Set the listing down unchanged, minus every embedded image.

-- start Available records --

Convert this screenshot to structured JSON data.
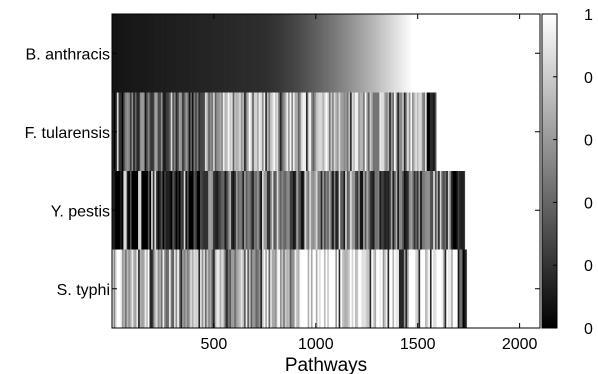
{
  "chart_data": {
    "type": "heatmap",
    "title": "",
    "xlabel": "Pathways",
    "ylabel": "",
    "xlim": [
      0,
      2100
    ],
    "xticks": [
      500,
      1000,
      1500,
      2000
    ],
    "rows": [
      {
        "label": "B. anthracis",
        "length": 1470,
        "pattern": "gradient"
      },
      {
        "label": "F. tularensis",
        "length": 1590,
        "pattern": "band",
        "bands": [
          [
            0,
            60,
            0.08
          ],
          [
            60,
            460,
            0.35
          ],
          [
            460,
            1540,
            0.72
          ],
          [
            1540,
            1590,
            0.18
          ]
        ]
      },
      {
        "label": "Y. pestis",
        "length": 1730,
        "pattern": "band",
        "bands": [
          [
            0,
            460,
            0.05
          ],
          [
            460,
            1520,
            0.4
          ],
          [
            1520,
            1670,
            0.62
          ],
          [
            1670,
            1730,
            0.15
          ]
        ]
      },
      {
        "label": "S. typhi",
        "length": 1740,
        "pattern": "band",
        "bands": [
          [
            0,
            40,
            0.85
          ],
          [
            40,
            900,
            0.7
          ],
          [
            900,
            1690,
            0.93
          ],
          [
            1690,
            1740,
            0.25
          ]
        ]
      }
    ],
    "colorbar": {
      "min": 0,
      "max": 1,
      "tick_labels": [
        "0",
        "0",
        "0",
        "0",
        "0",
        "1"
      ],
      "colormap": "gray"
    }
  }
}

-- end Available records --

Answer for this exercise:
Convert this screenshot to structured JSON data.
{
  "chart_data": {
    "type": "heatmap",
    "title": "",
    "xlabel": "Pathways",
    "ylabel": "",
    "xlim": [
      0,
      2100
    ],
    "xticks": [
      500,
      1000,
      1500,
      2000
    ],
    "rows": [
      {
        "label": "B. anthracis",
        "length": 1470,
        "pattern": "gradient"
      },
      {
        "label": "F. tularensis",
        "length": 1590,
        "pattern": "band",
        "bands": [
          [
            0,
            60,
            0.08
          ],
          [
            60,
            460,
            0.35
          ],
          [
            460,
            1540,
            0.72
          ],
          [
            1540,
            1590,
            0.18
          ]
        ]
      },
      {
        "label": "Y. pestis",
        "length": 1730,
        "pattern": "band",
        "bands": [
          [
            0,
            460,
            0.05
          ],
          [
            460,
            1520,
            0.4
          ],
          [
            1520,
            1670,
            0.62
          ],
          [
            1670,
            1730,
            0.15
          ]
        ]
      },
      {
        "label": "S. typhi",
        "length": 1740,
        "pattern": "band",
        "bands": [
          [
            0,
            40,
            0.85
          ],
          [
            40,
            900,
            0.7
          ],
          [
            900,
            1690,
            0.93
          ],
          [
            1690,
            1740,
            0.25
          ]
        ]
      }
    ],
    "colorbar": {
      "min": 0,
      "max": 1,
      "tick_labels": [
        "0",
        "0",
        "0",
        "0",
        "0",
        "1"
      ],
      "colormap": "gray"
    }
  }
}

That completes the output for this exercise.